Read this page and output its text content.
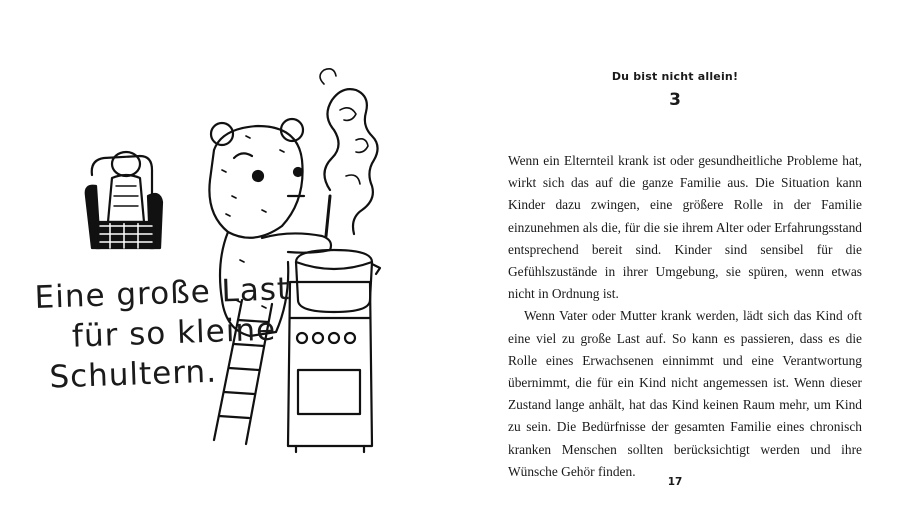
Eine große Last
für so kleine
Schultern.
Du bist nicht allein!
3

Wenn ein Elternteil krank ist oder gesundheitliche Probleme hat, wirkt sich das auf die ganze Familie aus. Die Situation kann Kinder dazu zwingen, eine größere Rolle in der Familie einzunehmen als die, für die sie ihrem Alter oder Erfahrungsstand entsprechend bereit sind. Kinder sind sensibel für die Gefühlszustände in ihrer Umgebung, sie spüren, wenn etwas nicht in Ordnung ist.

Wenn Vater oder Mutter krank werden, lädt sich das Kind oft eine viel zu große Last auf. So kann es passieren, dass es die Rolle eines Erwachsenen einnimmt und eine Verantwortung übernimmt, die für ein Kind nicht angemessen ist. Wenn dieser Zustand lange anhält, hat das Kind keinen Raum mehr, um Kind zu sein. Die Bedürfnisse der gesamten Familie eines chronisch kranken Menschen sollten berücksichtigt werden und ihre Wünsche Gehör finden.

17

· · · · · · ·

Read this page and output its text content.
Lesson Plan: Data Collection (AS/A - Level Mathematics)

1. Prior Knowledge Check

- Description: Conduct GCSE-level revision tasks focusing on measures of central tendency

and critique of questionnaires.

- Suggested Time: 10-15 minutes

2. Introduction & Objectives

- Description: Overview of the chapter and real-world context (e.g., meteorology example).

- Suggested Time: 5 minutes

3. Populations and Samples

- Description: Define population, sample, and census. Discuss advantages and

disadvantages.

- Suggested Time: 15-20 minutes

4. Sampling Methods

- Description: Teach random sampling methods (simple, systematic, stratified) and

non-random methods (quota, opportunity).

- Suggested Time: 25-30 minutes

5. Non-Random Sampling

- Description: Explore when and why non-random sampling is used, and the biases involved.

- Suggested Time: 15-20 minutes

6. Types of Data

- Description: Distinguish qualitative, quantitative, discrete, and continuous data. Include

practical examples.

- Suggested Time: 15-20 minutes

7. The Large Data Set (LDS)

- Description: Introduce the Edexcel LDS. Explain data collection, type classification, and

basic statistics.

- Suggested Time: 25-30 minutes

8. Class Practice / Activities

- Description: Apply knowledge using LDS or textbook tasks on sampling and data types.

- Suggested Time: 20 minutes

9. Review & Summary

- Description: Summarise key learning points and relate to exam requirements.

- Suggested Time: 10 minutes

· · · · · · ·

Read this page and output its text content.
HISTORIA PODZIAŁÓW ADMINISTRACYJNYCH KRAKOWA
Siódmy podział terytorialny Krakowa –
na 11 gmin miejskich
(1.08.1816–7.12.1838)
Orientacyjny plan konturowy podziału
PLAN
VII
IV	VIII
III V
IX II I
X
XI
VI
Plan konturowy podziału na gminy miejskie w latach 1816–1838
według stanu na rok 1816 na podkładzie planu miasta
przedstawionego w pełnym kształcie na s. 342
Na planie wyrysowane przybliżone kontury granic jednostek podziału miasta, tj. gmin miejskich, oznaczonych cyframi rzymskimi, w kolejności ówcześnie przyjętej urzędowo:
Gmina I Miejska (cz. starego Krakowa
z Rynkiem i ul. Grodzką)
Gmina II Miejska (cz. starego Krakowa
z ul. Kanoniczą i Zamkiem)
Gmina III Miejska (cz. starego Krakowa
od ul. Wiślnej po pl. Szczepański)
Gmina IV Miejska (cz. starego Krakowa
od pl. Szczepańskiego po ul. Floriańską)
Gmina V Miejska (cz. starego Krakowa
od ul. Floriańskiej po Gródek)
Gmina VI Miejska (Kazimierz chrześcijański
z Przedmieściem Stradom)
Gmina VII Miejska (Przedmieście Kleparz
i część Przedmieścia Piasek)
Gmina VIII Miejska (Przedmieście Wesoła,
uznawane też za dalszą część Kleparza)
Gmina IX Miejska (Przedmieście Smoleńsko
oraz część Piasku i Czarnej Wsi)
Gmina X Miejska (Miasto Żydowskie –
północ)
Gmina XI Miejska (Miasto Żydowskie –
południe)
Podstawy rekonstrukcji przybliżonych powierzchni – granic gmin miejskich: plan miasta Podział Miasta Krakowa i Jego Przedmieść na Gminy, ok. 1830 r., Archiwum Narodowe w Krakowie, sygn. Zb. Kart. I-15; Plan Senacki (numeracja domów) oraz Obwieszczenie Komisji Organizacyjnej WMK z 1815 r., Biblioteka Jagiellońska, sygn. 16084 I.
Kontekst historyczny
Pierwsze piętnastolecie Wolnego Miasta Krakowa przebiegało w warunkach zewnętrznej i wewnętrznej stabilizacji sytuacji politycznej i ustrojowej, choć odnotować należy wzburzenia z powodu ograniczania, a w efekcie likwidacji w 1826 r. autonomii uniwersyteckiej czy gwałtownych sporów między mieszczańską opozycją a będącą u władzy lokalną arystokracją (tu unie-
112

· · · · · · ·

__Goal of the exercise__
Which lines hold the word "Rolle"? Return all of them from the records above.

__Correct output__
Wenn ein Elternteil krank ist oder gesundheitliche Probleme hat, wirkt sich das auf die ganze Familie aus. Die Situation kann Kinder dazu zwingen, eine größere Rolle in der Familie einzunehmen als die, für die sie ihrem Alter oder Erfahrungsstand entsprechend bereit sind. Kinder sind sensibel für die Gefühlszustände in ihrer Umgebung, sie spüren, wenn etwas nicht in Ordnung ist.
Wenn Vater oder Mutter krank werden, lädt sich das Kind oft eine viel zu große Last auf. So kann es passieren, dass es die Rolle eines Erwachsenen einnimmt und eine Verantwortung übernimmt, die für ein Kind nicht angemessen ist. Wenn dieser Zustand lange anhält, hat das Kind keinen Raum mehr, um Kind zu sein. Die Bedürfnisse der gesamten Familie eines chronisch kranken Menschen sollten berücksichtigt werden und ihre Wünsche Gehör finden.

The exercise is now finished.